**WORK TO DO:** Collect all lines below with the string "Free".

[Data extracted from a collection]
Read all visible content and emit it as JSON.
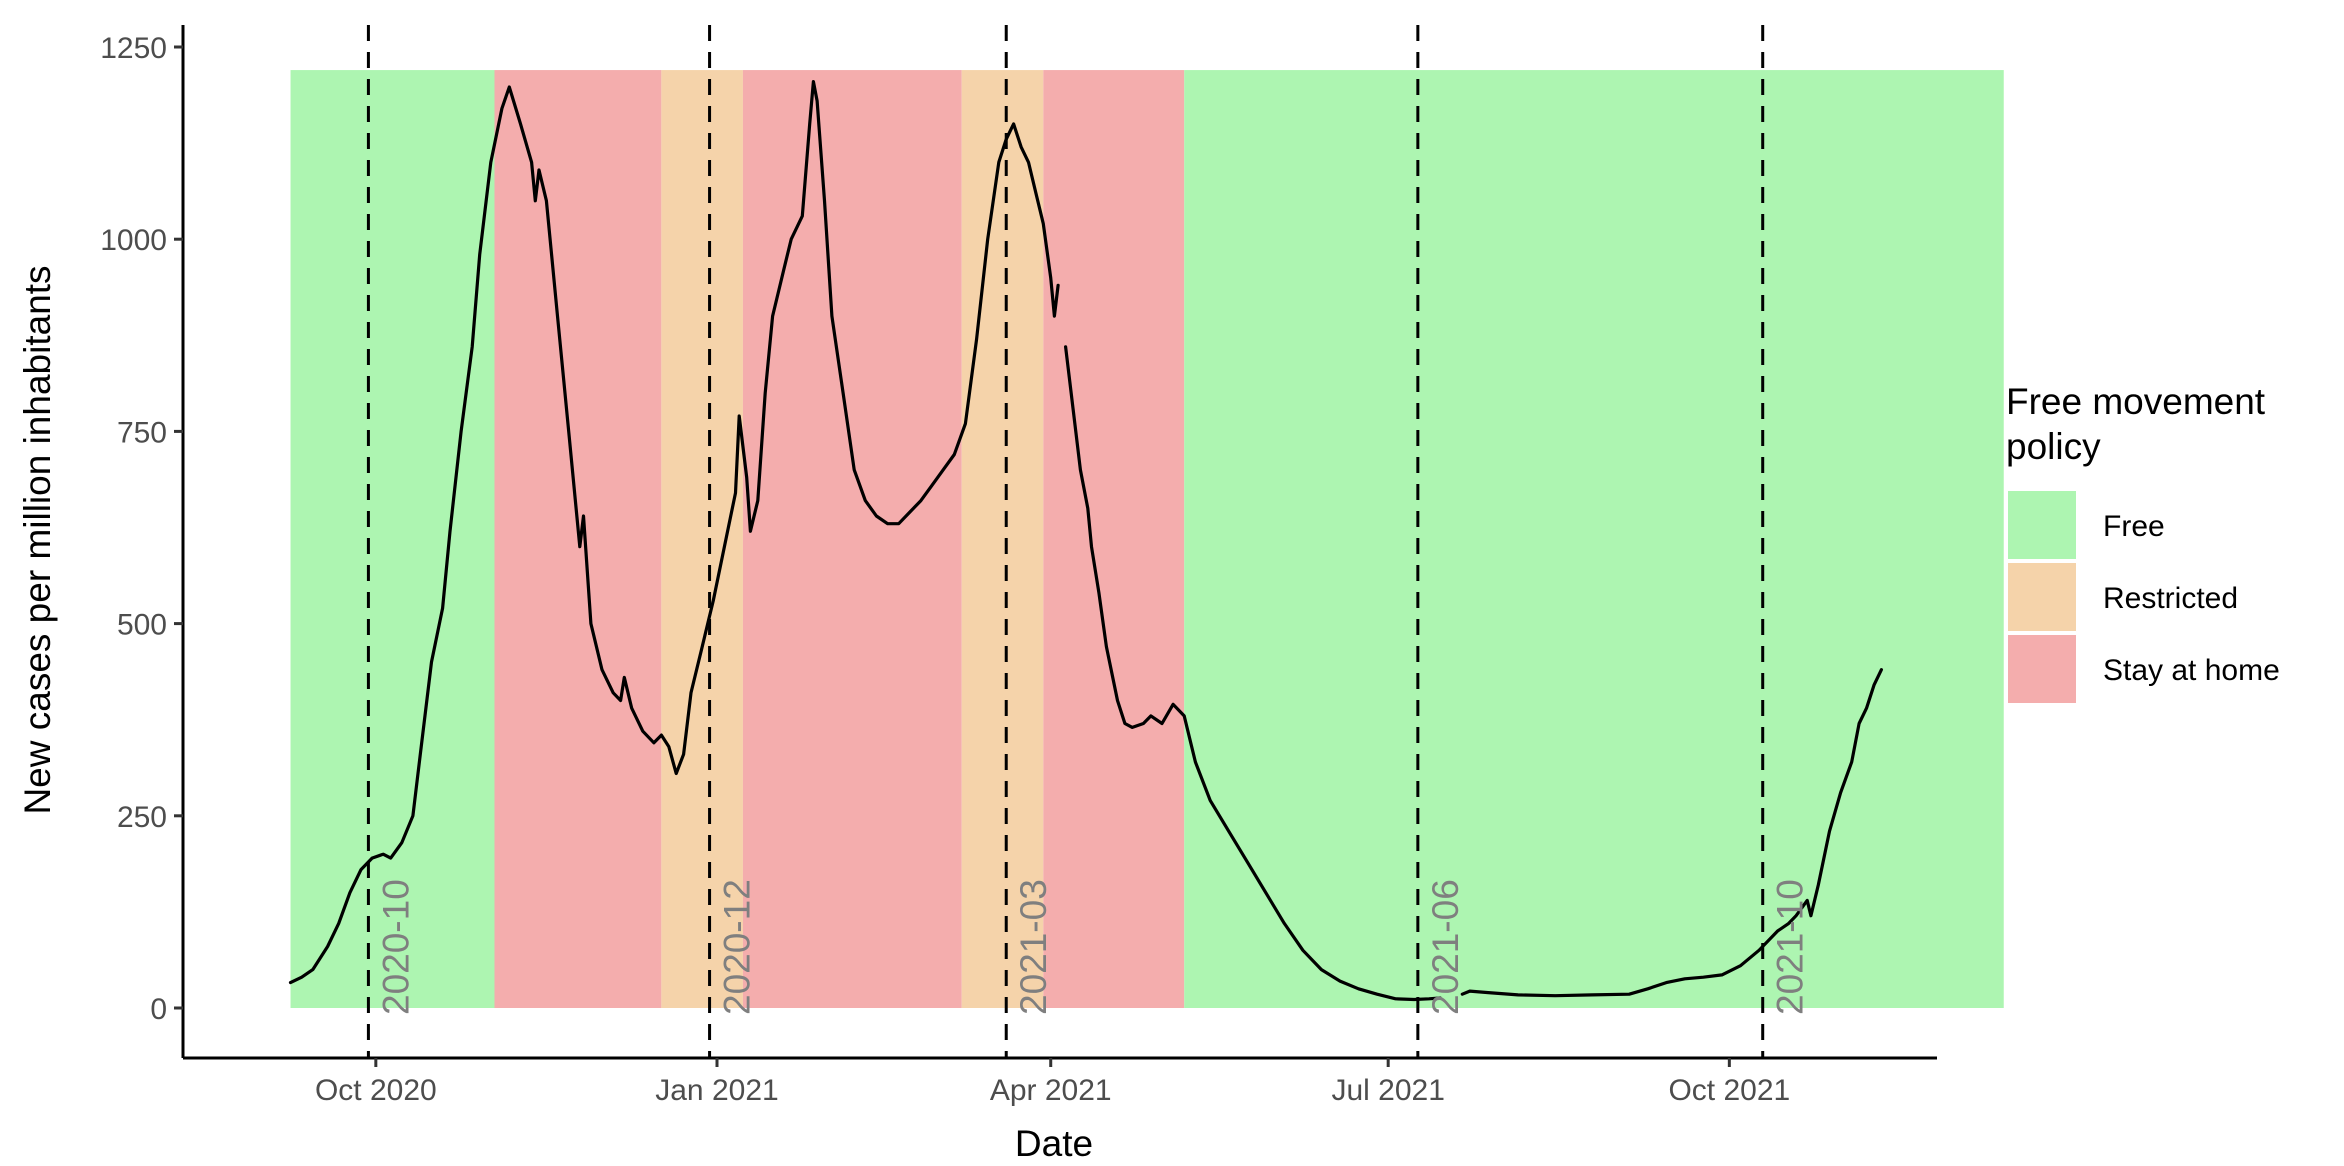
{
  "chart_data": {
    "type": "line",
    "title": "",
    "xlabel": "Date",
    "ylabel": "New cases per million inhabitants",
    "ylim": [
      0,
      1250
    ],
    "xlim": [
      "2020-08-10",
      "2021-11-26"
    ],
    "yticks": [
      0,
      250,
      500,
      750,
      1000,
      1250
    ],
    "xticks": [
      {
        "date": "2020-10-01",
        "label": "Oct 2020"
      },
      {
        "date": "2021-01-01",
        "label": "Jan 2021"
      },
      {
        "date": "2021-04-01",
        "label": "Apr 2021"
      },
      {
        "date": "2021-07-01",
        "label": "Jul 2021"
      },
      {
        "date": "2021-10-01",
        "label": "Oct 2021"
      }
    ],
    "grid": false,
    "legend": {
      "title": "Free movement policy",
      "position": "right",
      "entries": [
        {
          "label": "Free",
          "color": "#adf5b1"
        },
        {
          "label": "Restricted",
          "color": "#f5d3aa"
        },
        {
          "label": "Stay at home",
          "color": "#f4adad"
        }
      ]
    },
    "policy_periods": [
      {
        "start": "2020-09-08",
        "end": "2020-11-02",
        "policy": "Free"
      },
      {
        "start": "2020-11-02",
        "end": "2020-12-17",
        "policy": "Stay at home"
      },
      {
        "start": "2020-12-17",
        "end": "2021-01-08",
        "policy": "Restricted"
      },
      {
        "start": "2021-01-08",
        "end": "2021-03-08",
        "policy": "Stay at home"
      },
      {
        "start": "2021-03-08",
        "end": "2021-03-30",
        "policy": "Restricted"
      },
      {
        "start": "2021-03-30",
        "end": "2021-05-07",
        "policy": "Stay at home"
      },
      {
        "start": "2021-05-07",
        "end": "2021-12-14",
        "policy": "Free"
      }
    ],
    "band_ymax": 1220,
    "vertical_lines": [
      {
        "date": "2020-09-29",
        "label": "2020-10"
      },
      {
        "date": "2020-12-30",
        "label": "2020-12"
      },
      {
        "date": "2021-03-20",
        "label": "2021-03"
      },
      {
        "date": "2021-07-09",
        "label": "2021-06"
      },
      {
        "date": "2021-10-10",
        "label": "2021-10"
      }
    ],
    "series": [
      {
        "segments": [
          [
            [
              "2020-09-08",
              33
            ],
            [
              "2020-09-11",
              40
            ],
            [
              "2020-09-14",
              50
            ],
            [
              "2020-09-18",
              80
            ],
            [
              "2020-09-21",
              110
            ],
            [
              "2020-09-24",
              150
            ],
            [
              "2020-09-27",
              180
            ],
            [
              "2020-09-30",
              195
            ],
            [
              "2020-10-03",
              200
            ],
            [
              "2020-10-05",
              195
            ],
            [
              "2020-10-08",
              215
            ],
            [
              "2020-10-11",
              250
            ],
            [
              "2020-10-13",
              330
            ],
            [
              "2020-10-16",
              450
            ],
            [
              "2020-10-19",
              520
            ],
            [
              "2020-10-21",
              620
            ],
            [
              "2020-10-24",
              750
            ],
            [
              "2020-10-27",
              860
            ],
            [
              "2020-10-29",
              980
            ],
            [
              "2020-11-01",
              1100
            ],
            [
              "2020-11-04",
              1170
            ],
            [
              "2020-11-06",
              1198
            ],
            [
              "2020-11-09",
              1150
            ],
            [
              "2020-11-12",
              1100
            ],
            [
              "2020-11-13",
              1050
            ],
            [
              "2020-11-14",
              1090
            ],
            [
              "2020-11-16",
              1050
            ],
            [
              "2020-11-19",
              900
            ],
            [
              "2020-11-22",
              750
            ],
            [
              "2020-11-24",
              650
            ],
            [
              "2020-11-25",
              600
            ],
            [
              "2020-11-26",
              640
            ],
            [
              "2020-11-28",
              500
            ],
            [
              "2020-12-01",
              440
            ],
            [
              "2020-12-04",
              410
            ],
            [
              "2020-12-06",
              400
            ],
            [
              "2020-12-07",
              430
            ],
            [
              "2020-12-09",
              390
            ],
            [
              "2020-12-12",
              360
            ],
            [
              "2020-12-15",
              345
            ],
            [
              "2020-12-17",
              355
            ],
            [
              "2020-12-19",
              340
            ],
            [
              "2020-12-21",
              305
            ],
            [
              "2020-12-23",
              330
            ],
            [
              "2020-12-25",
              410
            ],
            [
              "2020-12-28",
              470
            ],
            [
              "2020-12-31",
              530
            ],
            [
              "2021-01-03",
              600
            ],
            [
              "2021-01-06",
              670
            ],
            [
              "2021-01-07",
              770
            ],
            [
              "2021-01-09",
              690
            ],
            [
              "2021-01-10",
              620
            ],
            [
              "2021-01-12",
              660
            ],
            [
              "2021-01-14",
              800
            ],
            [
              "2021-01-16",
              900
            ],
            [
              "2021-01-19",
              960
            ],
            [
              "2021-01-21",
              1000
            ],
            [
              "2021-01-24",
              1030
            ],
            [
              "2021-01-26",
              1150
            ],
            [
              "2021-01-27",
              1205
            ],
            [
              "2021-01-28",
              1180
            ],
            [
              "2021-01-30",
              1050
            ],
            [
              "2021-02-01",
              900
            ],
            [
              "2021-02-04",
              800
            ],
            [
              "2021-02-07",
              700
            ],
            [
              "2021-02-10",
              660
            ],
            [
              "2021-02-13",
              640
            ],
            [
              "2021-02-16",
              630
            ],
            [
              "2021-02-19",
              630
            ],
            [
              "2021-02-22",
              645
            ],
            [
              "2021-02-25",
              660
            ],
            [
              "2021-02-28",
              680
            ],
            [
              "2021-03-03",
              700
            ],
            [
              "2021-03-06",
              720
            ],
            [
              "2021-03-09",
              760
            ],
            [
              "2021-03-12",
              870
            ],
            [
              "2021-03-15",
              1000
            ],
            [
              "2021-03-18",
              1100
            ],
            [
              "2021-03-20",
              1130
            ],
            [
              "2021-03-22",
              1150
            ],
            [
              "2021-03-24",
              1120
            ],
            [
              "2021-03-26",
              1100
            ],
            [
              "2021-03-28",
              1060
            ],
            [
              "2021-03-30",
              1020
            ],
            [
              "2021-04-01",
              950
            ],
            [
              "2021-04-02",
              900
            ],
            [
              "2021-04-03",
              940
            ]
          ],
          [
            [
              "2021-04-05",
              860
            ],
            [
              "2021-04-07",
              780
            ],
            [
              "2021-04-09",
              700
            ],
            [
              "2021-04-11",
              650
            ],
            [
              "2021-04-12",
              600
            ],
            [
              "2021-04-14",
              540
            ],
            [
              "2021-04-16",
              470
            ],
            [
              "2021-04-19",
              400
            ],
            [
              "2021-04-21",
              370
            ],
            [
              "2021-04-23",
              365
            ],
            [
              "2021-04-26",
              370
            ],
            [
              "2021-04-28",
              380
            ],
            [
              "2021-05-01",
              370
            ],
            [
              "2021-05-04",
              395
            ],
            [
              "2021-05-07",
              380
            ],
            [
              "2021-05-10",
              320
            ],
            [
              "2021-05-14",
              270
            ],
            [
              "2021-05-19",
              230
            ],
            [
              "2021-05-24",
              190
            ],
            [
              "2021-05-29",
              150
            ],
            [
              "2021-06-03",
              110
            ],
            [
              "2021-06-08",
              75
            ],
            [
              "2021-06-13",
              50
            ],
            [
              "2021-06-18",
              35
            ],
            [
              "2021-06-23",
              25
            ],
            [
              "2021-06-28",
              18
            ],
            [
              "2021-07-03",
              12
            ],
            [
              "2021-07-08",
              11
            ],
            [
              "2021-07-12",
              12
            ],
            [
              "2021-07-15",
              13
            ]
          ],
          [
            [
              "2021-07-21",
              18
            ],
            [
              "2021-07-23",
              22
            ],
            [
              "2021-07-28",
              20
            ],
            [
              "2021-08-05",
              17
            ],
            [
              "2021-08-15",
              16
            ],
            [
              "2021-08-25",
              17
            ],
            [
              "2021-09-04",
              18
            ],
            [
              "2021-09-09",
              25
            ],
            [
              "2021-09-14",
              33
            ],
            [
              "2021-09-19",
              38
            ],
            [
              "2021-09-24",
              40
            ],
            [
              "2021-09-29",
              43
            ],
            [
              "2021-10-04",
              55
            ],
            [
              "2021-10-09",
              75
            ],
            [
              "2021-10-14",
              100
            ],
            [
              "2021-10-17",
              110
            ],
            [
              "2021-10-19",
              120
            ],
            [
              "2021-10-22",
              140
            ],
            [
              "2021-10-23",
              120
            ],
            [
              "2021-10-25",
              160
            ],
            [
              "2021-10-28",
              230
            ],
            [
              "2021-10-31",
              280
            ],
            [
              "2021-11-03",
              320
            ],
            [
              "2021-11-05",
              370
            ],
            [
              "2021-11-07",
              390
            ],
            [
              "2021-11-09",
              420
            ],
            [
              "2021-11-11",
              440
            ]
          ]
        ]
      }
    ]
  }
}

**OUTPUT OF THE TASK:**
      "title": "Free movement policy",
          "label": "Free",
        "policy": "Free"
        "policy": "Free"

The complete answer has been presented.